SET PROBLEM »
Tally all lines containing the word "compared". Give the number alone.
— START OF LISTING —
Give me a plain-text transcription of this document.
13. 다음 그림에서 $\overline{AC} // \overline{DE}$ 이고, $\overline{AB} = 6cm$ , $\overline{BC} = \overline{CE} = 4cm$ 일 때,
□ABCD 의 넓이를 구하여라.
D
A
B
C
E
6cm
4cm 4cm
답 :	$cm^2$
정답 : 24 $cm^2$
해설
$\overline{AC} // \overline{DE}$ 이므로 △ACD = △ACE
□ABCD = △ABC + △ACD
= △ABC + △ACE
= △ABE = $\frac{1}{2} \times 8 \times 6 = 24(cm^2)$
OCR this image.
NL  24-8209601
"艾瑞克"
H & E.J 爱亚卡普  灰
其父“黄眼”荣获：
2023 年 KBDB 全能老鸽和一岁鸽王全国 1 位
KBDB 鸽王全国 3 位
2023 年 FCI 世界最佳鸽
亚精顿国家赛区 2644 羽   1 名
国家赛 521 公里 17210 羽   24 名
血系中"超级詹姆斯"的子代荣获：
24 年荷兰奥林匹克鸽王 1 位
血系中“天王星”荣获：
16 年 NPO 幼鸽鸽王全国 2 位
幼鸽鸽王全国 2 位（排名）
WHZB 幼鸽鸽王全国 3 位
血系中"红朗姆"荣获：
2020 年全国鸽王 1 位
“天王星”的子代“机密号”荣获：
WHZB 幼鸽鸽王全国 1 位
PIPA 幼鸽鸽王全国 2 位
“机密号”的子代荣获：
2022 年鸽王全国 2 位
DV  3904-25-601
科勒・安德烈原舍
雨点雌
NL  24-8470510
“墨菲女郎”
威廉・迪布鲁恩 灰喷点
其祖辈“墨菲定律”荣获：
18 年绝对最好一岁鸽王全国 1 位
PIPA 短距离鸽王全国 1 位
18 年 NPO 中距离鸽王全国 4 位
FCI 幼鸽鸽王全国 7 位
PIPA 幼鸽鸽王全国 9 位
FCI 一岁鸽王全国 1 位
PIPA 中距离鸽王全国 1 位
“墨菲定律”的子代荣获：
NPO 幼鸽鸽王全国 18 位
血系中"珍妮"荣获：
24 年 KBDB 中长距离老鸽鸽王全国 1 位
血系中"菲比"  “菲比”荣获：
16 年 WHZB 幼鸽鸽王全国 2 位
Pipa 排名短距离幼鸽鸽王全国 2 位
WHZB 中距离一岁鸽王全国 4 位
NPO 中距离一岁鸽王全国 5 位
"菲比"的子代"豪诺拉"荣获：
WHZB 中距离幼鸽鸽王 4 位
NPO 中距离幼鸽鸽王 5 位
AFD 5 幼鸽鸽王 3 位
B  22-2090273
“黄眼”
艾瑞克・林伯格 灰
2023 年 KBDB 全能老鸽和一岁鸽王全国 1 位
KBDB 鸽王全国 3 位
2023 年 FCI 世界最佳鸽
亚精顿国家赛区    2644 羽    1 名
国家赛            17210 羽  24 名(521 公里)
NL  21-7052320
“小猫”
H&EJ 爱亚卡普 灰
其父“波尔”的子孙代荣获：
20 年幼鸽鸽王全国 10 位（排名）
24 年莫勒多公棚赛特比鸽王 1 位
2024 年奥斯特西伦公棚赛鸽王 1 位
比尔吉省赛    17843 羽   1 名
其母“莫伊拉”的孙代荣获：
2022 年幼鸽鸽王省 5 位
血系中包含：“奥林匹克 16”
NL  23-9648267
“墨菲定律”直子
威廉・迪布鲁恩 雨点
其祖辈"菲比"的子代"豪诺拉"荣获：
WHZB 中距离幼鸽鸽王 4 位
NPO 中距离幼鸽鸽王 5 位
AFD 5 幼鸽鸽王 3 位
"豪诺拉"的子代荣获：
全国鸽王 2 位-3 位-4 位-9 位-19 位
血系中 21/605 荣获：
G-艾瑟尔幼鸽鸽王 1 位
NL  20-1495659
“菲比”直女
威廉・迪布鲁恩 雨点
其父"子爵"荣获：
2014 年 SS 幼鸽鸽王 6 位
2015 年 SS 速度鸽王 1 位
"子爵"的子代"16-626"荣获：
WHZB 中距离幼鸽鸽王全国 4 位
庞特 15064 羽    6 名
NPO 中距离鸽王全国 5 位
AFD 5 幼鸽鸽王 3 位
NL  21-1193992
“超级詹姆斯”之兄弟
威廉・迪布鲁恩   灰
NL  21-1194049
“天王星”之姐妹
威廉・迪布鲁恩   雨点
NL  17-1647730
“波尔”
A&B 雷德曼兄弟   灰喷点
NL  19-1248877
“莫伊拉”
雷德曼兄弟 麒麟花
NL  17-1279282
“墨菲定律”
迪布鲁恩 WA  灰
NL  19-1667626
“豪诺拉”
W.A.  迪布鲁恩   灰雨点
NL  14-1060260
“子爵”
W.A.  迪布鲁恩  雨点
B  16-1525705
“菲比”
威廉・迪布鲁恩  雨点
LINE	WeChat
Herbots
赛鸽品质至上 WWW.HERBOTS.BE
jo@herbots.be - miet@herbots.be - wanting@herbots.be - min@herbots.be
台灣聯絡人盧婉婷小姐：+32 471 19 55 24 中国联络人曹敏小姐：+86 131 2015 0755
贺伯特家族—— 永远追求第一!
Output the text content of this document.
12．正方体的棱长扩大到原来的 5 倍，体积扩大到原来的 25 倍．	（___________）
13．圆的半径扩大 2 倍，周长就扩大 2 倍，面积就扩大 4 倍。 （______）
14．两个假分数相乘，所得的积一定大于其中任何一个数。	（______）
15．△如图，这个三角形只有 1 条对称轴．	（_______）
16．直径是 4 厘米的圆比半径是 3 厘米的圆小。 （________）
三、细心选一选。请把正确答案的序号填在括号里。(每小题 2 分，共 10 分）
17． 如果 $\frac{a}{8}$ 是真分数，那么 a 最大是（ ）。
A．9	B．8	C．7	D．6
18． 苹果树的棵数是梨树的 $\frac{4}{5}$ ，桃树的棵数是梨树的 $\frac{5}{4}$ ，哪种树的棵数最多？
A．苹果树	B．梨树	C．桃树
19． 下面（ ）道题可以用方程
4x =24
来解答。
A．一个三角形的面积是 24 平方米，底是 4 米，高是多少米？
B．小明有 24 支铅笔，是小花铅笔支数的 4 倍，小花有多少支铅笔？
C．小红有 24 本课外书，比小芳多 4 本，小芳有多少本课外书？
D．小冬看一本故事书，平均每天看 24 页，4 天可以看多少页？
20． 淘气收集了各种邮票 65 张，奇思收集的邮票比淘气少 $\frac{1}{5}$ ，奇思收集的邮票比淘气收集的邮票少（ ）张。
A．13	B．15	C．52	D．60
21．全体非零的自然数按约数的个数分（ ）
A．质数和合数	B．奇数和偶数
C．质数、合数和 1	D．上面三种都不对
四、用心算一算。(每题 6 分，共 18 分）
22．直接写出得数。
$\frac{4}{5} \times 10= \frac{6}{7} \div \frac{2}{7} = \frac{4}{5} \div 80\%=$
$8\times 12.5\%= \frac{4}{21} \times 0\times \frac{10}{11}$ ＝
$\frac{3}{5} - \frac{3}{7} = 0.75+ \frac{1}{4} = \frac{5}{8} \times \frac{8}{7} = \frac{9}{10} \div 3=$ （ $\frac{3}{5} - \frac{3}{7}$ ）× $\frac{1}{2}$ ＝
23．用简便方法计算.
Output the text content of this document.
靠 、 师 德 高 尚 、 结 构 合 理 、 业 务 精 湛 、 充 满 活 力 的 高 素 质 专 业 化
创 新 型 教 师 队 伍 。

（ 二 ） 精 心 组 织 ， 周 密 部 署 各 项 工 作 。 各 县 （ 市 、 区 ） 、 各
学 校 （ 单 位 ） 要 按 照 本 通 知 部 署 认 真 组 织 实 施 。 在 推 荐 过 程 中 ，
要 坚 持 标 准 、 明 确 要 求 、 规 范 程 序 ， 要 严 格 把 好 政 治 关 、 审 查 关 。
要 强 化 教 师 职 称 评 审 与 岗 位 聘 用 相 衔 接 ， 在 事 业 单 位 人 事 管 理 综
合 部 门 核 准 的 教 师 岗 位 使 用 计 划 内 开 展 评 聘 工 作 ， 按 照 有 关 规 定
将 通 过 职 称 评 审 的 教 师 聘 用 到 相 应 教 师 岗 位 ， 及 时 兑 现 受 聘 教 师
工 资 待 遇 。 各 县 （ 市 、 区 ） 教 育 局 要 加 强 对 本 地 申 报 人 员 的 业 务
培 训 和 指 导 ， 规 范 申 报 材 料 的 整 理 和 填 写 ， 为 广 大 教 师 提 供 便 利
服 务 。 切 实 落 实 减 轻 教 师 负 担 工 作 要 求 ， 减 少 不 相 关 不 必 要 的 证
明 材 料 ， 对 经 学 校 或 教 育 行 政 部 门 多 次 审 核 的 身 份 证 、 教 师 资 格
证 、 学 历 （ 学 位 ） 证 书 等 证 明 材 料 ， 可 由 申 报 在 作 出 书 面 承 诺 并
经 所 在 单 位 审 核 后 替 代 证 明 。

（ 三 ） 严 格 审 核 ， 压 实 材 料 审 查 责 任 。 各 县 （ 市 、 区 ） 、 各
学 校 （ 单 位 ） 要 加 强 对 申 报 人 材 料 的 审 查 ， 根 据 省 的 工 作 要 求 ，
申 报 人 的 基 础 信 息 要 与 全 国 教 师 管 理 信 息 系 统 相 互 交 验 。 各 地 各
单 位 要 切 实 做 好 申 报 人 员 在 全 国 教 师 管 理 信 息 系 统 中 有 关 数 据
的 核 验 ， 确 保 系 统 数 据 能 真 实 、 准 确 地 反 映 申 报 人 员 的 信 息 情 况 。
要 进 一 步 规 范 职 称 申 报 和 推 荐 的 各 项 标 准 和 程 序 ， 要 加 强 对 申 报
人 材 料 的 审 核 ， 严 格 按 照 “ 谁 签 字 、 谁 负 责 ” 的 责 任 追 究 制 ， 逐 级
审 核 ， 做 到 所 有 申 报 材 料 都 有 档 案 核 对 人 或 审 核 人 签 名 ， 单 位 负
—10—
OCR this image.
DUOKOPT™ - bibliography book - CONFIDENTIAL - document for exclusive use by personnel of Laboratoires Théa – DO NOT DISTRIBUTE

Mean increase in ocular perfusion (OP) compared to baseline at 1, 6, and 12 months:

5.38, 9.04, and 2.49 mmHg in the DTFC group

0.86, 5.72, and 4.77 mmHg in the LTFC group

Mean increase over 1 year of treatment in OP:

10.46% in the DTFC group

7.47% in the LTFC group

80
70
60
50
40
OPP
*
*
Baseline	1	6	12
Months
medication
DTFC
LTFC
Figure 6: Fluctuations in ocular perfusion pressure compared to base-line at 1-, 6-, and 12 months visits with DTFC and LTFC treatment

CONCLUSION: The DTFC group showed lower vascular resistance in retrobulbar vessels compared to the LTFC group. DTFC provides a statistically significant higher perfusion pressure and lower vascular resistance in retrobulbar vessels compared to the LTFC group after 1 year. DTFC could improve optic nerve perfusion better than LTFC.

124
— END OF LISTING —
ANSWER TO THIS PROBLEM »
3